→ Task to carry out: Return all of the entries exactly, with nothing added or left out.

***

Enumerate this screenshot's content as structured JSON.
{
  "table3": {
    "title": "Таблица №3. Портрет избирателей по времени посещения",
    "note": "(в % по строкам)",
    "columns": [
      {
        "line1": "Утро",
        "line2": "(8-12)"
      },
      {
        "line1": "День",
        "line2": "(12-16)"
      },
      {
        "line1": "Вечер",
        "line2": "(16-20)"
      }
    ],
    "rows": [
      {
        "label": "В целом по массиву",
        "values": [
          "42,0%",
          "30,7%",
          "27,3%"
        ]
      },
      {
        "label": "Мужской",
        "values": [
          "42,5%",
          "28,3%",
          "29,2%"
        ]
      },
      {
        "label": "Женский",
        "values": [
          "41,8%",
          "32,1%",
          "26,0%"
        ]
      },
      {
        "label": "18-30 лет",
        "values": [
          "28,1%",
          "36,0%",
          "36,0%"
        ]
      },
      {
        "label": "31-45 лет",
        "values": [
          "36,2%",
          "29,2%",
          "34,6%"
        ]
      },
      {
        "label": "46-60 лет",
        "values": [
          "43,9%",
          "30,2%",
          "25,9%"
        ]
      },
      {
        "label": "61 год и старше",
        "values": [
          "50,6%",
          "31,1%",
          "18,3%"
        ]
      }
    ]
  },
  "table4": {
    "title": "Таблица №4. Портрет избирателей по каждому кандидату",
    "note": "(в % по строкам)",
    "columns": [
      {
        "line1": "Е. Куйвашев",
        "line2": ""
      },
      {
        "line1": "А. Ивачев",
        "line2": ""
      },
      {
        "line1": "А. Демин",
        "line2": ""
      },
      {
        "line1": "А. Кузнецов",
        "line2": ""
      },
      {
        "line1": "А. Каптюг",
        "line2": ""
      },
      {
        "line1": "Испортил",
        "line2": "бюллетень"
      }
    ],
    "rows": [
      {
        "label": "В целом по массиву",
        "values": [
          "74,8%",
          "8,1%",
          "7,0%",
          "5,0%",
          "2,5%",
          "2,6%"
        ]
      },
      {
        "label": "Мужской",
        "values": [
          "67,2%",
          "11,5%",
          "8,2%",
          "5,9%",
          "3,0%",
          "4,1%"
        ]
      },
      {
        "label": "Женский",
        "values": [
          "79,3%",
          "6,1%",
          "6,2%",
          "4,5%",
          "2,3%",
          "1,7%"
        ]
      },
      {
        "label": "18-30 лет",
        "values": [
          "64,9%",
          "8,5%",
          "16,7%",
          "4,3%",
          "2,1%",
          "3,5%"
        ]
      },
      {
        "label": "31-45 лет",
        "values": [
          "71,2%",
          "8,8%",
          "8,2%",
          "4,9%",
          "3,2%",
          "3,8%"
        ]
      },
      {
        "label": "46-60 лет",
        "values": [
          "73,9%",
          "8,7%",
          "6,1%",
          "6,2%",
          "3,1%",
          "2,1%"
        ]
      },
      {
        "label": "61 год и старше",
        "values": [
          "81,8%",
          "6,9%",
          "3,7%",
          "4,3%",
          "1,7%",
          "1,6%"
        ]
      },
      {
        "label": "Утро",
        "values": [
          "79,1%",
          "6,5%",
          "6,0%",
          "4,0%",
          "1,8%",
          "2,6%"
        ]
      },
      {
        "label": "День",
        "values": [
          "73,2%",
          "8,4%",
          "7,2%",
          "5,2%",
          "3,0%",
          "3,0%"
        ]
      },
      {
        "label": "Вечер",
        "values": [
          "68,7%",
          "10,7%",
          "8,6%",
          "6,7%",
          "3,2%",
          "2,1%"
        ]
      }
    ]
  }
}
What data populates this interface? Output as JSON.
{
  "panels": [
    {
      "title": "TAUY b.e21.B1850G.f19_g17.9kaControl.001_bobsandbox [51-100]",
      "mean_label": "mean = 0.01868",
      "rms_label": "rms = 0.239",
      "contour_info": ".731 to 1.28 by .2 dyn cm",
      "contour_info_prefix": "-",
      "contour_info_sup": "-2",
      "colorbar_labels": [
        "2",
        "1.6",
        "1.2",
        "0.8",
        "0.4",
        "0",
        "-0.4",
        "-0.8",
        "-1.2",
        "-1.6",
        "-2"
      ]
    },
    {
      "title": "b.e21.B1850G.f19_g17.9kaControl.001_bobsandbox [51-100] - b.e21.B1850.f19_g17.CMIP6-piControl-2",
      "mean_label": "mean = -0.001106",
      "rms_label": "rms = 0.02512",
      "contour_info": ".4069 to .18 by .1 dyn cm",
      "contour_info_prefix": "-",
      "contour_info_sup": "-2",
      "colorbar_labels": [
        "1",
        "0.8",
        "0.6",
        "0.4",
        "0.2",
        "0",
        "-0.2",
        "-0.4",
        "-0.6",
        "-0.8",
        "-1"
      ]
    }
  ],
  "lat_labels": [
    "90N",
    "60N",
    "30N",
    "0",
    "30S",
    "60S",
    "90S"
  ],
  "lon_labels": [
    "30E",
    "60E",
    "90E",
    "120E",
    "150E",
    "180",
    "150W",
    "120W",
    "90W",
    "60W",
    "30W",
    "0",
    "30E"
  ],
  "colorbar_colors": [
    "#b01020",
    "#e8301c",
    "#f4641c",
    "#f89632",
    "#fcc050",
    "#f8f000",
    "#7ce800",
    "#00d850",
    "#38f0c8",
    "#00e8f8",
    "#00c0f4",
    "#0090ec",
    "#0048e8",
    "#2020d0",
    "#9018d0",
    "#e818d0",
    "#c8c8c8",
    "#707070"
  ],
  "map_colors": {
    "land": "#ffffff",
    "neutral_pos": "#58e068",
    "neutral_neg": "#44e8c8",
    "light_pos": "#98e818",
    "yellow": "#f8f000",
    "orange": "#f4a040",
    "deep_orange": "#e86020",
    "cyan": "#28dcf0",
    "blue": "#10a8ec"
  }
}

***

→ Full output:
Enumerate this screenshot's content as structured JSON.
{
  "table3": {
    "title": "Таблица №3. Портрет избирателей по времени посещения",
    "note": "(в % по строкам)",
    "columns": [
      {
        "line1": "Утро",
        "line2": "(8-12)"
      },
      {
        "line1": "День",
        "line2": "(12-16)"
      },
      {
        "line1": "Вечер",
        "line2": "(16-20)"
      }
    ],
    "rows": [
      {
        "label": "В целом по массиву",
        "values": [
          "42,0%",
          "30,7%",
          "27,3%"
        ]
      },
      {
        "label": "Мужской",
        "values": [
          "42,5%",
          "28,3%",
          "29,2%"
        ]
      },
      {
        "label": "Женский",
        "values": [
          "41,8%",
          "32,1%",
          "26,0%"
        ]
      },
      {
        "label": "18-30 лет",
        "values": [
          "28,1%",
          "36,0%",
          "36,0%"
        ]
      },
      {
        "label": "31-45 лет",
        "values": [
          "36,2%",
          "29,2%",
          "34,6%"
        ]
      },
      {
        "label": "46-60 лет",
        "values": [
          "43,9%",
          "30,2%",
          "25,9%"
        ]
      },
      {
        "label": "61 год и старше",
        "values": [
          "50,6%",
          "31,1%",
          "18,3%"
        ]
      }
    ]
  },
  "table4": {
    "title": "Таблица №4. Портрет избирателей по каждому кандидату",
    "note": "(в % по строкам)",
    "columns": [
      {
        "line1": "Е. Куйвашев",
        "line2": ""
      },
      {
        "line1": "А. Ивачев",
        "line2": ""
      },
      {
        "line1": "А. Демин",
        "line2": ""
      },
      {
        "line1": "А. Кузнецов",
        "line2": ""
      },
      {
        "line1": "А. Каптюг",
        "line2": ""
      },
      {
        "line1": "Испортил",
        "line2": "бюллетень"
      }
    ],
    "rows": [
      {
        "label": "В целом по массиву",
        "values": [
          "74,8%",
          "8,1%",
          "7,0%",
          "5,0%",
          "2,5%",
          "2,6%"
        ]
      },
      {
        "label": "Мужской",
        "values": [
          "67,2%",
          "11,5%",
          "8,2%",
          "5,9%",
          "3,0%",
          "4,1%"
        ]
      },
      {
        "label": "Женский",
        "values": [
          "79,3%",
          "6,1%",
          "6,2%",
          "4,5%",
          "2,3%",
          "1,7%"
        ]
      },
      {
        "label": "18-30 лет",
        "values": [
          "64,9%",
          "8,5%",
          "16,7%",
          "4,3%",
          "2,1%",
          "3,5%"
        ]
      },
      {
        "label": "31-45 лет",
        "values": [
          "71,2%",
          "8,8%",
          "8,2%",
          "4,9%",
          "3,2%",
          "3,8%"
        ]
      },
      {
        "label": "46-60 лет",
        "values": [
          "73,9%",
          "8,7%",
          "6,1%",
          "6,2%",
          "3,1%",
          "2,1%"
        ]
      },
      {
        "label": "61 год и старше",
        "values": [
          "81,8%",
          "6,9%",
          "3,7%",
          "4,3%",
          "1,7%",
          "1,6%"
        ]
      },
      {
        "label": "Утро",
        "values": [
          "79,1%",
          "6,5%",
          "6,0%",
          "4,0%",
          "1,8%",
          "2,6%"
        ]
      },
      {
        "label": "День",
        "values": [
          "73,2%",
          "8,4%",
          "7,2%",
          "5,2%",
          "3,0%",
          "3,0%"
        ]
      },
      {
        "label": "Вечер",
        "values": [
          "68,7%",
          "10,7%",
          "8,6%",
          "6,7%",
          "3,2%",
          "2,1%"
        ]
      }
    ]
  }
}
What data populates this interface? Output as JSON.
{
  "panels": [
    {
      "title": "TAUY b.e21.B1850G.f19_g17.9kaControl.001_bobsandbox [51-100]",
      "mean_label": "mean = 0.01868",
      "rms_label": "rms = 0.239",
      "contour_info": ".731 to 1.28 by .2 dyn cm",
      "contour_info_prefix": "-",
      "contour_info_sup": "-2",
      "colorbar_labels": [
        "2",
        "1.6",
        "1.2",
        "0.8",
        "0.4",
        "0",
        "-0.4",
        "-0.8",
        "-1.2",
        "-1.6",
        "-2"
      ]
    },
    {
      "title": "b.e21.B1850G.f19_g17.9kaControl.001_bobsandbox [51-100] - b.e21.B1850.f19_g17.CMIP6-piControl-2",
      "mean_label": "mean = -0.001106",
      "rms_label": "rms = 0.02512",
      "contour_info": ".4069 to .18 by .1 dyn cm",
      "contour_info_prefix": "-",
      "contour_info_sup": "-2",
      "colorbar_labels": [
        "1",
        "0.8",
        "0.6",
        "0.4",
        "0.2",
        "0",
        "-0.2",
        "-0.4",
        "-0.6",
        "-0.8",
        "-1"
      ]
    }
  ],
  "lat_labels": [
    "90N",
    "60N",
    "30N",
    "0",
    "30S",
    "60S",
    "90S"
  ],
  "lon_labels": [
    "30E",
    "60E",
    "90E",
    "120E",
    "150E",
    "180",
    "150W",
    "120W",
    "90W",
    "60W",
    "30W",
    "0",
    "30E"
  ],
  "colorbar_colors": [
    "#b01020",
    "#e8301c",
    "#f4641c",
    "#f89632",
    "#fcc050",
    "#f8f000",
    "#7ce800",
    "#00d850",
    "#38f0c8",
    "#00e8f8",
    "#00c0f4",
    "#0090ec",
    "#0048e8",
    "#2020d0",
    "#9018d0",
    "#e818d0",
    "#c8c8c8",
    "#707070"
  ],
  "map_colors": {
    "land": "#ffffff",
    "neutral_pos": "#58e068",
    "neutral_neg": "#44e8c8",
    "light_pos": "#98e818",
    "yellow": "#f8f000",
    "orange": "#f4a040",
    "deep_orange": "#e86020",
    "cyan": "#28dcf0",
    "blue": "#10a8ec"
  }
}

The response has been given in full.